Saved entries
◇ ◇ ◇ ◇

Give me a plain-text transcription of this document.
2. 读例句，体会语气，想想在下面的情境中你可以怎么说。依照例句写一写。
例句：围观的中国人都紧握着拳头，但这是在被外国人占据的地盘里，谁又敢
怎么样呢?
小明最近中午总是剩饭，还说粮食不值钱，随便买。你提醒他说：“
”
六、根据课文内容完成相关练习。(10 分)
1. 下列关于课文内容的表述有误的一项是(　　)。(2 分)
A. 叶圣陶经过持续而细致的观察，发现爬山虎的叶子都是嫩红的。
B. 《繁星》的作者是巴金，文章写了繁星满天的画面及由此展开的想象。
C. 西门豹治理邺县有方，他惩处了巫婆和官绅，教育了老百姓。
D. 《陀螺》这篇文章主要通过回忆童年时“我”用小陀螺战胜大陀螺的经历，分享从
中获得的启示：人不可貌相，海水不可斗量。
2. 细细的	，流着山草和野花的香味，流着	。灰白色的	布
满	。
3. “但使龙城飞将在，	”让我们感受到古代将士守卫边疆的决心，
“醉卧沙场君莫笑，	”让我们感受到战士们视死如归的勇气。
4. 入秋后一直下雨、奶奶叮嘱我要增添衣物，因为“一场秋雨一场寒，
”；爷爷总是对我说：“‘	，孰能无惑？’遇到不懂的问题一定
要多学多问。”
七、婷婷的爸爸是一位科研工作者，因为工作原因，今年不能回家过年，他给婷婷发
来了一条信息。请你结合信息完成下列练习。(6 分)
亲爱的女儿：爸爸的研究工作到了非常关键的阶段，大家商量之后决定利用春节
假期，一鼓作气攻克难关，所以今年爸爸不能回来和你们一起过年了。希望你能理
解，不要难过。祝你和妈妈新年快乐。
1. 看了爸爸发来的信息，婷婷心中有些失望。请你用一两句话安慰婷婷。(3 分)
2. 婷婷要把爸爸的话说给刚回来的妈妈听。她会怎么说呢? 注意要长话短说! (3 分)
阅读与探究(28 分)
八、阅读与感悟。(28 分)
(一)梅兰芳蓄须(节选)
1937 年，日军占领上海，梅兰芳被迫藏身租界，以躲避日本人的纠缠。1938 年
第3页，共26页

◇ ◇ ◇ ◇

_Work to complete_
Transcribe the whole listing exactly.

_Solution to the problem_
Give me a plain-text transcription of this document.
2. 读例句，体会语气，想想在下面的情境中你可以怎么说。依照例句写一写。
例句：围观的中国人都紧握着拳头，但这是在被外国人占据的地盘里，谁又敢
怎么样呢?
小明最近中午总是剩饭，还说粮食不值钱，随便买。你提醒他说：“
”
六、根据课文内容完成相关练习。(10 分)
1. 下列关于课文内容的表述有误的一项是(　　)。(2 分)
A. 叶圣陶经过持续而细致的观察，发现爬山虎的叶子都是嫩红的。
B. 《繁星》的作者是巴金，文章写了繁星满天的画面及由此展开的想象。
C. 西门豹治理邺县有方，他惩处了巫婆和官绅，教育了老百姓。
D. 《陀螺》这篇文章主要通过回忆童年时“我”用小陀螺战胜大陀螺的经历，分享从
中获得的启示：人不可貌相，海水不可斗量。
2. 细细的	，流着山草和野花的香味，流着	。灰白色的	布
满	。
3. “但使龙城飞将在，	”让我们感受到古代将士守卫边疆的决心，
“醉卧沙场君莫笑，	”让我们感受到战士们视死如归的勇气。
4. 入秋后一直下雨、奶奶叮嘱我要增添衣物，因为“一场秋雨一场寒，
”；爷爷总是对我说：“‘	，孰能无惑？’遇到不懂的问题一定
要多学多问。”
七、婷婷的爸爸是一位科研工作者，因为工作原因，今年不能回家过年，他给婷婷发
来了一条信息。请你结合信息完成下列练习。(6 分)
亲爱的女儿：爸爸的研究工作到了非常关键的阶段，大家商量之后决定利用春节
假期，一鼓作气攻克难关，所以今年爸爸不能回来和你们一起过年了。希望你能理
解，不要难过。祝你和妈妈新年快乐。
1. 看了爸爸发来的信息，婷婷心中有些失望。请你用一两句话安慰婷婷。(3 分)
2. 婷婷要把爸爸的话说给刚回来的妈妈听。她会怎么说呢? 注意要长话短说! (3 分)
阅读与探究(28 分)
八、阅读与感悟。(28 分)
(一)梅兰芳蓄须(节选)
1937 年，日军占领上海，梅兰芳被迫藏身租界，以躲避日本人的纠缠。1938 年
第3页，共26页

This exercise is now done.